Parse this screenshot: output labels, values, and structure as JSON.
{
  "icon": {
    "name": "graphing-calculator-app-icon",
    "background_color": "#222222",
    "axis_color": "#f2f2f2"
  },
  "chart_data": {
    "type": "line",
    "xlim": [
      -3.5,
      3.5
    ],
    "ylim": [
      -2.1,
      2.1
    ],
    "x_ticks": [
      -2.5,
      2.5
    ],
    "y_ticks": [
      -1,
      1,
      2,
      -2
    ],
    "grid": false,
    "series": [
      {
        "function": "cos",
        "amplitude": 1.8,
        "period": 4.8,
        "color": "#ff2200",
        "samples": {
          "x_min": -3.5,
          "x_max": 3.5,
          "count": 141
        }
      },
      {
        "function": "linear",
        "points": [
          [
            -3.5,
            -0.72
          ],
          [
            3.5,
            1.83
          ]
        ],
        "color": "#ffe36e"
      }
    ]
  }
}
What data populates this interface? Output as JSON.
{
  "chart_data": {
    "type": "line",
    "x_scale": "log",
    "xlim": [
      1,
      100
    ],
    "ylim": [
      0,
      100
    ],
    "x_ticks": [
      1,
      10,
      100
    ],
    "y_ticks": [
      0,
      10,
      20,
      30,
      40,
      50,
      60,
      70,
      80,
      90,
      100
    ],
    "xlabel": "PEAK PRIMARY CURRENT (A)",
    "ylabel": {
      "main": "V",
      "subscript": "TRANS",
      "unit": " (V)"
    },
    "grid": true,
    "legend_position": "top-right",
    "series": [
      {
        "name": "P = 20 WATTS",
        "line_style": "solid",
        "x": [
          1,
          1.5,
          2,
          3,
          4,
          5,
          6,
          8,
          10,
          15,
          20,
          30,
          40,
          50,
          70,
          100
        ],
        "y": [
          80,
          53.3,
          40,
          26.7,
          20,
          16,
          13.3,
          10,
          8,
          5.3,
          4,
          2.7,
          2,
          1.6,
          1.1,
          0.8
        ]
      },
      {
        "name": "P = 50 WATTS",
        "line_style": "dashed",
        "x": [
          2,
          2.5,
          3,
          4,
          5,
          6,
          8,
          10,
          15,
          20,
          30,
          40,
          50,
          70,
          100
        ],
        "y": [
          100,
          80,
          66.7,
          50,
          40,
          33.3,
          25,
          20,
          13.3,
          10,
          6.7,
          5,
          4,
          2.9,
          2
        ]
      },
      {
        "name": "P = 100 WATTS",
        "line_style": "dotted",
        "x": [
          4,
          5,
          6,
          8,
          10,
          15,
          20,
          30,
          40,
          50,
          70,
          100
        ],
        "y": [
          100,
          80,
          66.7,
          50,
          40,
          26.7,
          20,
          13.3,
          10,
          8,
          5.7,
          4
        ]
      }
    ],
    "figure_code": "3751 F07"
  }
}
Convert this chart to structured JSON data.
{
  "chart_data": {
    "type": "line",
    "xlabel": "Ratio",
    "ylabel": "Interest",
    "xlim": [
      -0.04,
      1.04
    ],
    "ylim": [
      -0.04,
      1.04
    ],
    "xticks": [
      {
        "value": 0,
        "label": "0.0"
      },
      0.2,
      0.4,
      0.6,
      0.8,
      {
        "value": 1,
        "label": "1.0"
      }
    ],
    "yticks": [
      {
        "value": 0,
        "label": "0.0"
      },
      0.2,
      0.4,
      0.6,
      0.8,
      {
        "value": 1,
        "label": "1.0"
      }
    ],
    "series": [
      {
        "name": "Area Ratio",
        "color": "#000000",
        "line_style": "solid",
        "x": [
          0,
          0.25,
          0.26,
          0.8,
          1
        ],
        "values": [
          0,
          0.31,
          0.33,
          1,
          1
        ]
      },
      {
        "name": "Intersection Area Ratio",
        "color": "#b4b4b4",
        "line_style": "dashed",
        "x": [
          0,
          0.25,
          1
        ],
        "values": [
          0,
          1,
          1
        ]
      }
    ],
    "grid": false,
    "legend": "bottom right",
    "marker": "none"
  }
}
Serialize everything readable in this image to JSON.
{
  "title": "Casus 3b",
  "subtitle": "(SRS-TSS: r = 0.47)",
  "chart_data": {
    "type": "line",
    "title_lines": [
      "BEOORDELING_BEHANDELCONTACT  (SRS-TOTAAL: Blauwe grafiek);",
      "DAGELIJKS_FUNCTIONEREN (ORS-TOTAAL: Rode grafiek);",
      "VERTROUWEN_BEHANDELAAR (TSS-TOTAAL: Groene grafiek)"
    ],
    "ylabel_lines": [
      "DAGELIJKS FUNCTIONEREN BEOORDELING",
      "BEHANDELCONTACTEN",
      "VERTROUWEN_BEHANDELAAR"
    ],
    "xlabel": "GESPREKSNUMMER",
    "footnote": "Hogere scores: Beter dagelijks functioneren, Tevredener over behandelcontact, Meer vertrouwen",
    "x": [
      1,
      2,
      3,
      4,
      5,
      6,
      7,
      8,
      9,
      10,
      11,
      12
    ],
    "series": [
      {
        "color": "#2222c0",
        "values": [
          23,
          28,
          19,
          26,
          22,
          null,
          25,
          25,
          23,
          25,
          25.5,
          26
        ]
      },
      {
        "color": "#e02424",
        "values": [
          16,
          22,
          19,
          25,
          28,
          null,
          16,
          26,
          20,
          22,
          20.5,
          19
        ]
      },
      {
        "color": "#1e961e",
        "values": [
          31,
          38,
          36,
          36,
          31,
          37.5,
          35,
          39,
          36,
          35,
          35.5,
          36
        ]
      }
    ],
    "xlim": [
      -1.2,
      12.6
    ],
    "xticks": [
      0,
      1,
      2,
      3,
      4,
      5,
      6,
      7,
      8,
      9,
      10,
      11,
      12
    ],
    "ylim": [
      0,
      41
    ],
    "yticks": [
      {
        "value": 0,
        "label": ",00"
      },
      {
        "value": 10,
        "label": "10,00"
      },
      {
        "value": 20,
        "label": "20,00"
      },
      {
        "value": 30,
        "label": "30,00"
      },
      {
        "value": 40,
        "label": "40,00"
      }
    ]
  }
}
#####
TASK GOAL -> Copy all of the data exactly.

SOLUTION TO THIS EXERCISE ->
Parse this screenshot: output labels, values, and structure as JSON.
{
  "icon": {
    "name": "graphing-calculator-app-icon",
    "background_color": "#222222",
    "axis_color": "#f2f2f2"
  },
  "chart_data": {
    "type": "line",
    "xlim": [
      -3.5,
      3.5
    ],
    "ylim": [
      -2.1,
      2.1
    ],
    "x_ticks": [
      -2.5,
      2.5
    ],
    "y_ticks": [
      -1,
      1,
      2,
      -2
    ],
    "grid": false,
    "series": [
      {
        "function": "cos",
        "amplitude": 1.8,
        "period": 4.8,
        "color": "#ff2200",
        "samples": {
          "x_min": -3.5,
          "x_max": 3.5,
          "count": 141
        }
      },
      {
        "function": "linear",
        "points": [
          [
            -3.5,
            -0.72
          ],
          [
            3.5,
            1.83
          ]
        ],
        "color": "#ffe36e"
      }
    ]
  }
}
What data populates this interface? Output as JSON.
{
  "chart_data": {
    "type": "line",
    "x_scale": "log",
    "xlim": [
      1,
      100
    ],
    "ylim": [
      0,
      100
    ],
    "x_ticks": [
      1,
      10,
      100
    ],
    "y_ticks": [
      0,
      10,
      20,
      30,
      40,
      50,
      60,
      70,
      80,
      90,
      100
    ],
    "xlabel": "PEAK PRIMARY CURRENT (A)",
    "ylabel": {
      "main": "V",
      "subscript": "TRANS",
      "unit": " (V)"
    },
    "grid": true,
    "legend_position": "top-right",
    "series": [
      {
        "name": "P = 20 WATTS",
        "line_style": "solid",
        "x": [
          1,
          1.5,
          2,
          3,
          4,
          5,
          6,
          8,
          10,
          15,
          20,
          30,
          40,
          50,
          70,
          100
        ],
        "y": [
          80,
          53.3,
          40,
          26.7,
          20,
          16,
          13.3,
          10,
          8,
          5.3,
          4,
          2.7,
          2,
          1.6,
          1.1,
          0.8
        ]
      },
      {
        "name": "P = 50 WATTS",
        "line_style": "dashed",
        "x": [
          2,
          2.5,
          3,
          4,
          5,
          6,
          8,
          10,
          15,
          20,
          30,
          40,
          50,
          70,
          100
        ],
        "y": [
          100,
          80,
          66.7,
          50,
          40,
          33.3,
          25,
          20,
          13.3,
          10,
          6.7,
          5,
          4,
          2.9,
          2
        ]
      },
      {
        "name": "P = 100 WATTS",
        "line_style": "dotted",
        "x": [
          4,
          5,
          6,
          8,
          10,
          15,
          20,
          30,
          40,
          50,
          70,
          100
        ],
        "y": [
          100,
          80,
          66.7,
          50,
          40,
          26.7,
          20,
          13.3,
          10,
          8,
          5.7,
          4
        ]
      }
    ],
    "figure_code": "3751 F07"
  }
}
Convert this chart to structured JSON data.
{
  "chart_data": {
    "type": "line",
    "xlabel": "Ratio",
    "ylabel": "Interest",
    "xlim": [
      -0.04,
      1.04
    ],
    "ylim": [
      -0.04,
      1.04
    ],
    "xticks": [
      {
        "value": 0,
        "label": "0.0"
      },
      0.2,
      0.4,
      0.6,
      0.8,
      {
        "value": 1,
        "label": "1.0"
      }
    ],
    "yticks": [
      {
        "value": 0,
        "label": "0.0"
      },
      0.2,
      0.4,
      0.6,
      0.8,
      {
        "value": 1,
        "label": "1.0"
      }
    ],
    "series": [
      {
        "name": "Area Ratio",
        "color": "#000000",
        "line_style": "solid",
        "x": [
          0,
          0.25,
          0.26,
          0.8,
          1
        ],
        "values": [
          0,
          0.31,
          0.33,
          1,
          1
        ]
      },
      {
        "name": "Intersection Area Ratio",
        "color": "#b4b4b4",
        "line_style": "dashed",
        "x": [
          0,
          0.25,
          1
        ],
        "values": [
          0,
          1,
          1
        ]
      }
    ],
    "grid": false,
    "legend": "bottom right",
    "marker": "none"
  }
}
Serialize everything readable in this image to JSON.
{
  "title": "Casus 3b",
  "subtitle": "(SRS-TSS: r = 0.47)",
  "chart_data": {
    "type": "line",
    "title_lines": [
      "BEOORDELING_BEHANDELCONTACT  (SRS-TOTAAL: Blauwe grafiek);",
      "DAGELIJKS_FUNCTIONEREN (ORS-TOTAAL: Rode grafiek);",
      "VERTROUWEN_BEHANDELAAR (TSS-TOTAAL: Groene grafiek)"
    ],
    "ylabel_lines": [
      "DAGELIJKS FUNCTIONEREN BEOORDELING",
      "BEHANDELCONTACTEN",
      "VERTROUWEN_BEHANDELAAR"
    ],
    "xlabel": "GESPREKSNUMMER",
    "footnote": "Hogere scores: Beter dagelijks functioneren, Tevredener over behandelcontact, Meer vertrouwen",
    "x": [
      1,
      2,
      3,
      4,
      5,
      6,
      7,
      8,
      9,
      10,
      11,
      12
    ],
    "series": [
      {
        "color": "#2222c0",
        "values": [
          23,
          28,
          19,
          26,
          22,
          null,
          25,
          25,
          23,
          25,
          25.5,
          26
        ]
      },
      {
        "color": "#e02424",
        "values": [
          16,
          22,
          19,
          25,
          28,
          null,
          16,
          26,
          20,
          22,
          20.5,
          19
        ]
      },
      {
        "color": "#1e961e",
        "values": [
          31,
          38,
          36,
          36,
          31,
          37.5,
          35,
          39,
          36,
          35,
          35.5,
          36
        ]
      }
    ],
    "xlim": [
      -1.2,
      12.6
    ],
    "xticks": [
      0,
      1,
      2,
      3,
      4,
      5,
      6,
      7,
      8,
      9,
      10,
      11,
      12
    ],
    "ylim": [
      0,
      41
    ],
    "yticks": [
      {
        "value": 0,
        "label": ",00"
      },
      {
        "value": 10,
        "label": "10,00"
      },
      {
        "value": 20,
        "label": "20,00"
      },
      {
        "value": 30,
        "label": "30,00"
      },
      {
        "value": 40,
        "label": "40,00"
      }
    ]
  }
}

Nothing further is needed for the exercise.